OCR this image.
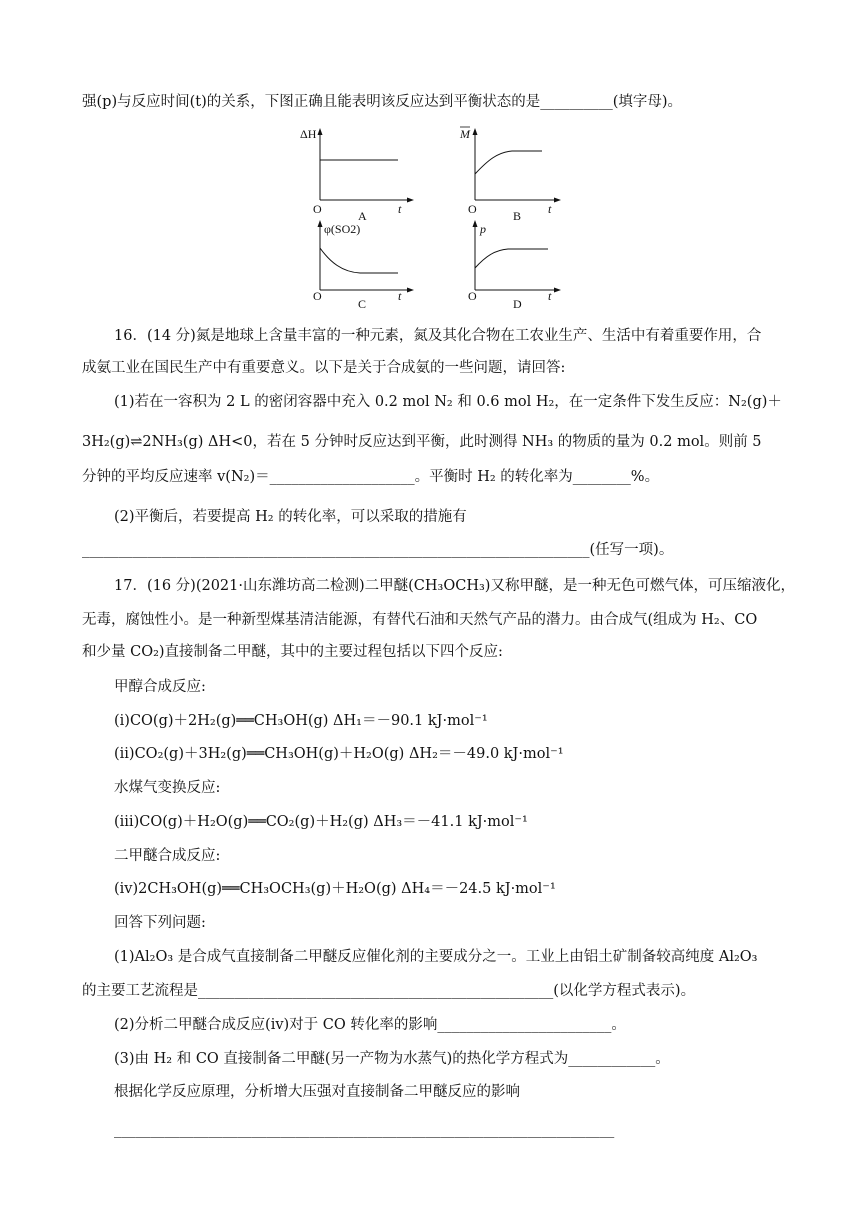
强(p)与反应时间(t)的关系，下图正确且能表明该反应达到平衡状态的是__________(填字母)。
ΔH
O	t
A
M
O	t
B
φ(SO2)
O	t
C
p
O	t
D
16．(14 分)氮是地球上含量丰富的一种元素，氮及其化合物在工农业生产、生活中有着重要作用，合
成氨工业在国民生产中有重要意义。以下是关于合成氨的一些问题，请回答:
(1)若在一容积为 2 L 的密闭容器中充入 0.2 mol N₂ 和 0.6 mol H₂，在一定条件下发生反应：N₂(g)＋
3H₂(g)⇌2NH₃(g) ΔH<0，若在 5 分钟时反应达到平衡，此时测得 NH₃ 的物质的量为 0.2 mol。则前 5
分钟的平均反应速率 v(N₂)＝____________________。平衡时 H₂ 的转化率为________%。
(2)平衡后，若要提高 H₂ 的转化率，可以采取的措施有
______________________________________________________________________(任写一项)。
17．(16 分)(2021·山东潍坊高二检测)二甲醚(CH₃OCH₃)又称甲醚，是一种无色可燃气体，可压缩液化，
无毒，腐蚀性小。是一种新型煤基清洁能源，有替代石油和天然气产品的潜力。由合成气(组成为 H₂、CO
和少量 CO₂)直接制备二甲醚，其中的主要过程包括以下四个反应:
甲醇合成反应:
(ⅰ)CO(g)＋2H₂(g)══CH₃OH(g) ΔH₁＝－90.1 kJ·mol⁻¹
(ⅱ)CO₂(g)＋3H₂(g)══CH₃OH(g)＋H₂O(g) ΔH₂＝－49.0 kJ·mol⁻¹
水煤气变换反应:
(ⅲ)CO(g)＋H₂O(g)══CO₂(g)＋H₂(g) ΔH₃＝－41.1 kJ·mol⁻¹
二甲醚合成反应:
(ⅳ)2CH₃OH(g)══CH₃OCH₃(g)＋H₂O(g) ΔH₄＝－24.5 kJ·mol⁻¹
回答下列问题:
(1)Al₂O₃ 是合成气直接制备二甲醚反应催化剂的主要成分之一。工业上由铝土矿制备较高纯度 Al₂O₃
的主要工艺流程是_________________________________________________(以化学方程式表示)。
(2)分析二甲醚合成反应(ⅳ)对于 CO 转化率的影响________________________。
(3)由 H₂ 和 CO 直接制备二甲醚(另一产物为水蒸气)的热化学方程式为____________。
根据化学反应原理，分析增大压强对直接制备二甲醚反应的影响
_____________________________________________________________________
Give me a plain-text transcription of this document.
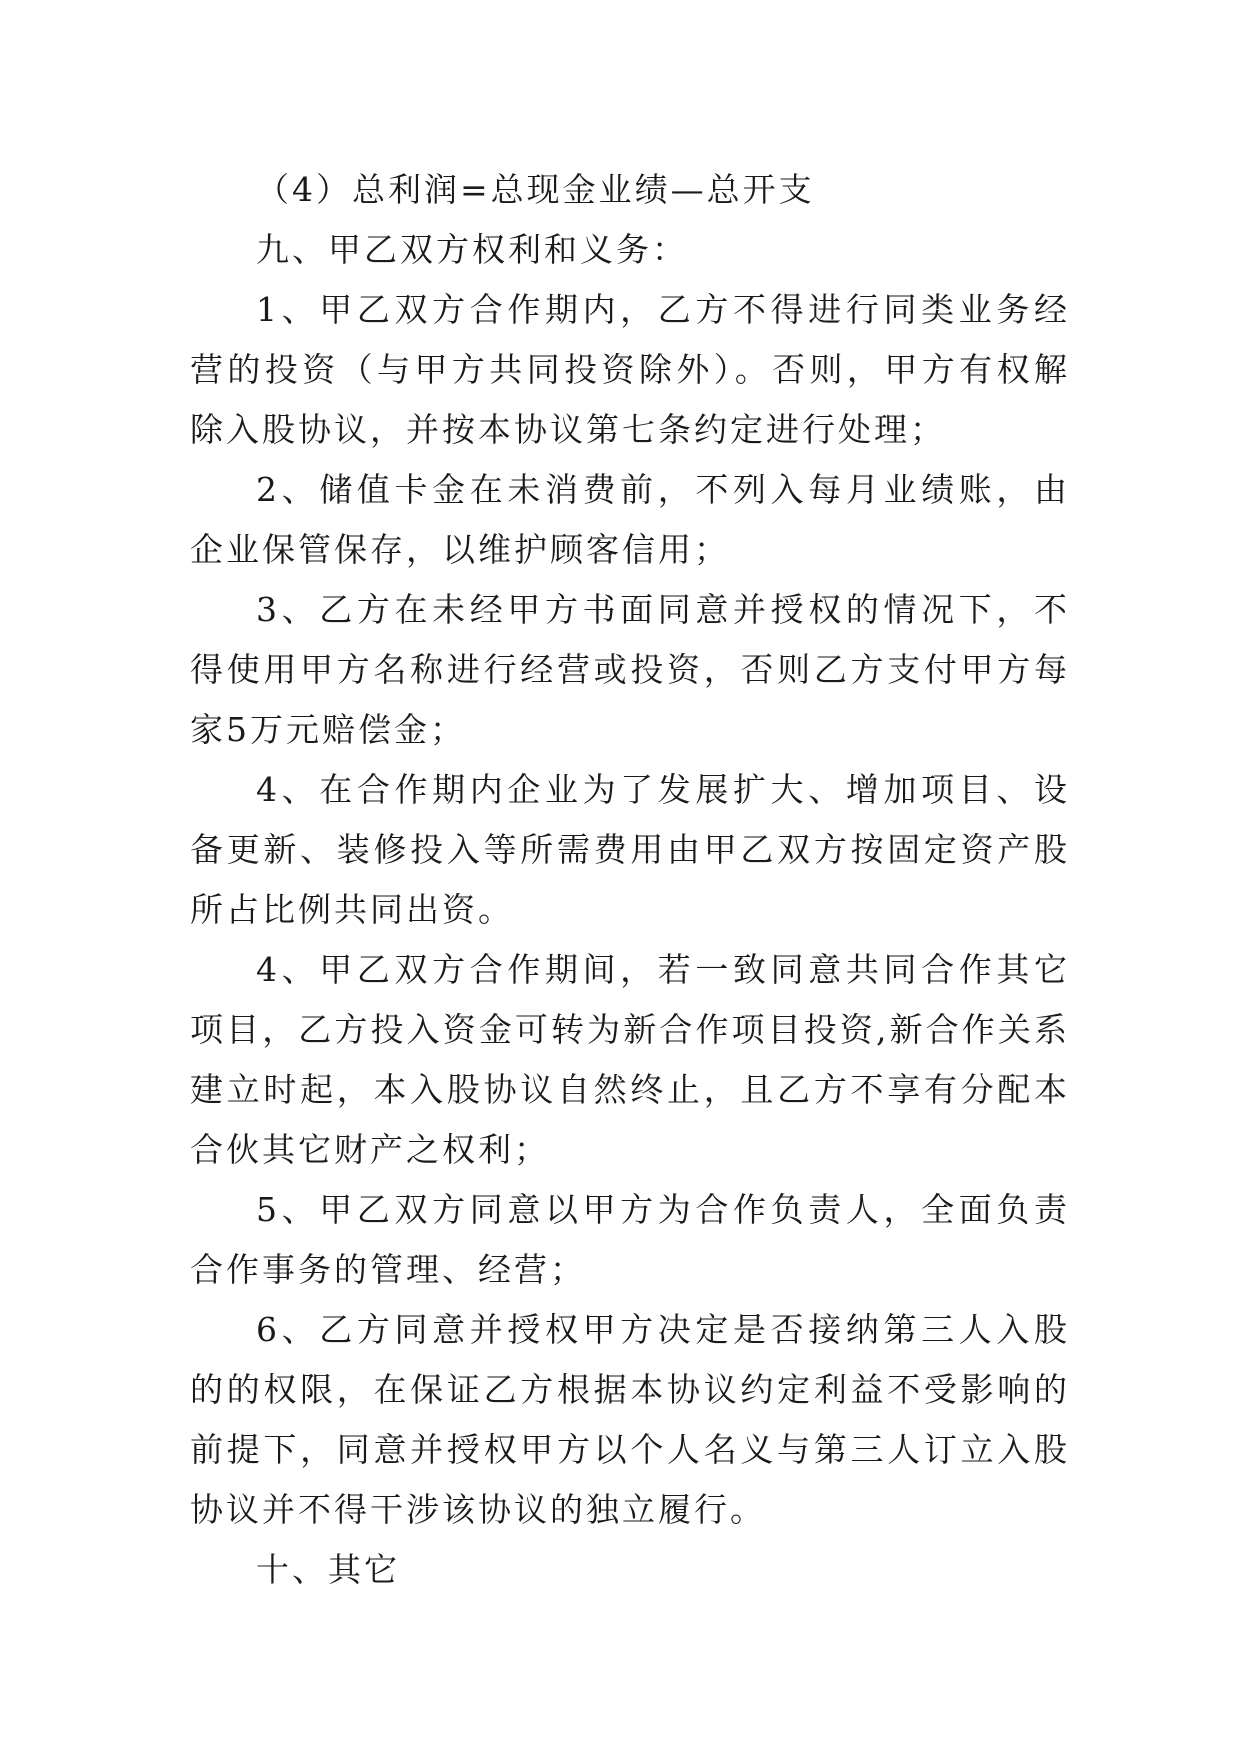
（4）总利润=总现金业绩—总开支

九、甲乙双方权利和义务：

1、甲乙双方合作期内，乙方不得进行同类业务经营的投资（与甲方共同投资除外）。否则，甲方有权解除入股协议，并按本协议第七条约定进行处理；

2、储值卡金在未消费前，不列入每月业绩账，由企业保管保存，以维护顾客信用；

3、乙方在未经甲方书面同意并授权的情况下，不得使用甲方名称进行经营或投资，否则乙方支付甲方每家5万元赔偿金；

4、在合作期内企业为了发展扩大、增加项目、设备更新、装修投入等所需费用由甲乙双方按固定资产股所占比例共同出资。

4、甲乙双方合作期间，若一致同意共同合作其它项目，乙方投入资金可转为新合作项目投资,新合作关系建立时起，本入股协议自然终止，且乙方不享有分配本合伙其它财产之权利；

5、甲乙双方同意以甲方为合作负责人，全面负责合作事务的管理、经营；

6、乙方同意并授权甲方决定是否接纳第三人入股的的权限，在保证乙方根据本协议约定利益不受影响的前提下，同意并授权甲方以个人名义与第三人订立入股协议并不得干涉该协议的独立履行。

十、其它
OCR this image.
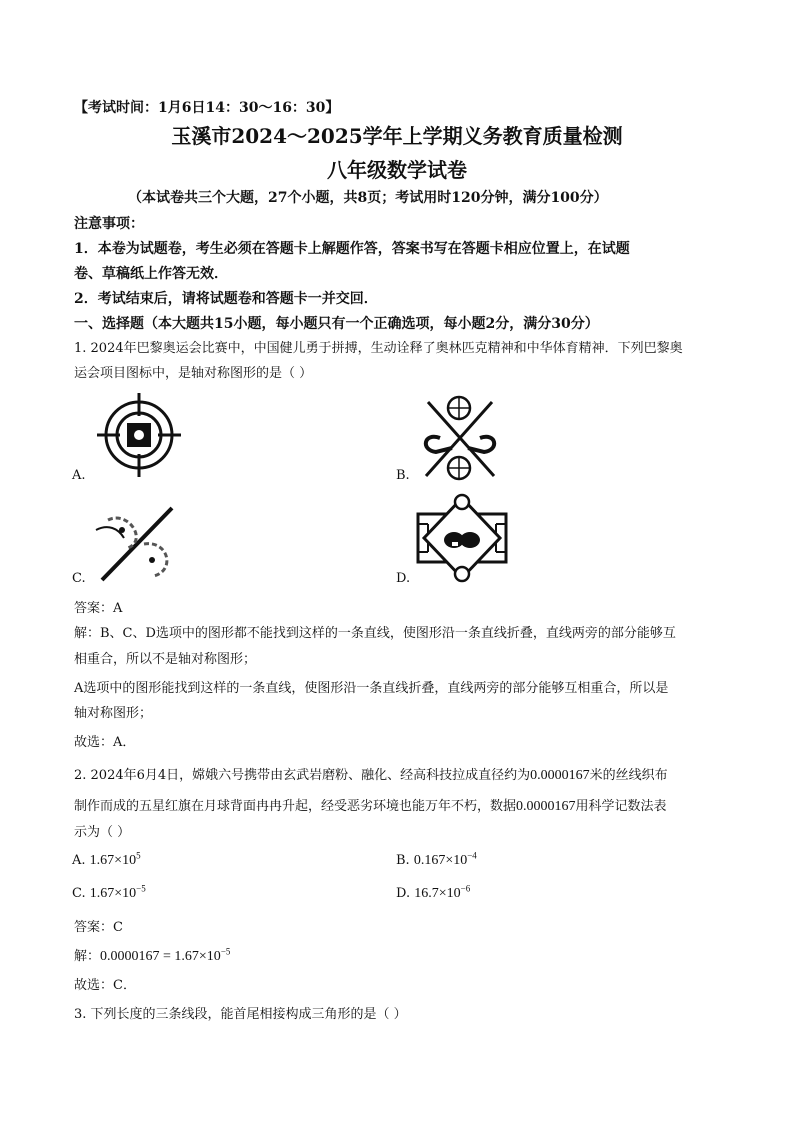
【考试时间：1月6日14：30～16：30】
玉溪市2024～2025学年上学期义务教育质量检测
八年级数学试卷
（本试卷共三个大题，27个小题，共8页；考试用时120分钟，满分100分）
注意事项：
1．本卷为试题卷，考生必须在答题卡上解题作答，答案书写在答题卡相应位置上，在试题
卷、草稿纸上作答无效．
2．考试结束后，请将试题卷和答题卡一并交回．
一、选择题（本大题共15小题，每小题只有一个正确选项，每小题2分，满分30分）
1. 2024年巴黎奥运会比赛中，中国健儿勇于拼搏，生动诠释了奥林匹克精神和中华体育精神．下列巴黎奥
运会项目图标中，是轴对称图形的是（ ）
A.	B.
C.	D.
答案：A
解：B、C、D选项中的图形都不能找到这样的一条直线，使图形沿一条直线折叠，直线两旁的部分能够互
相重合，所以不是轴对称图形；
A选项中的图形能找到这样的一条直线，使图形沿一条直线折叠，直线两旁的部分能够互相重合，所以是
轴对称图形；
故选：A．
2. 2024年6月4日，嫦娥六号携带由玄武岩磨粉、融化、经高科技拉成直径约为0.0000167米的丝线织布
制作而成的五星红旗在月球背面冉冉升起，经受恶劣环境也能万年不朽，数据0.0000167用科学记数法表
示为（ ）
A. $1.67\times 10^5$	B. $0.167\times 10^{-4}$
C. $1.67\times 10^{-5}$	D. $16.7\times 10^{-6}$
答案：C
解：$0.0000167 = 1.67\times 10^{-5}$
故选：C．
3. 下列长度的三条线段，能首尾相接构成三角形的是（ ）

· · · ·

◆ **WHAT TO WORK ON**
Collect each line holding the string "times".

◆ **RESPONSE BELOW**
A. $1.67\times 10^5$	B. $0.167\times 10^{-4}$
C. $1.67\times 10^{-5}$	D. $16.7\times 10^{-6}$
解：$0.0000167 = 1.67\times 10^{-5}$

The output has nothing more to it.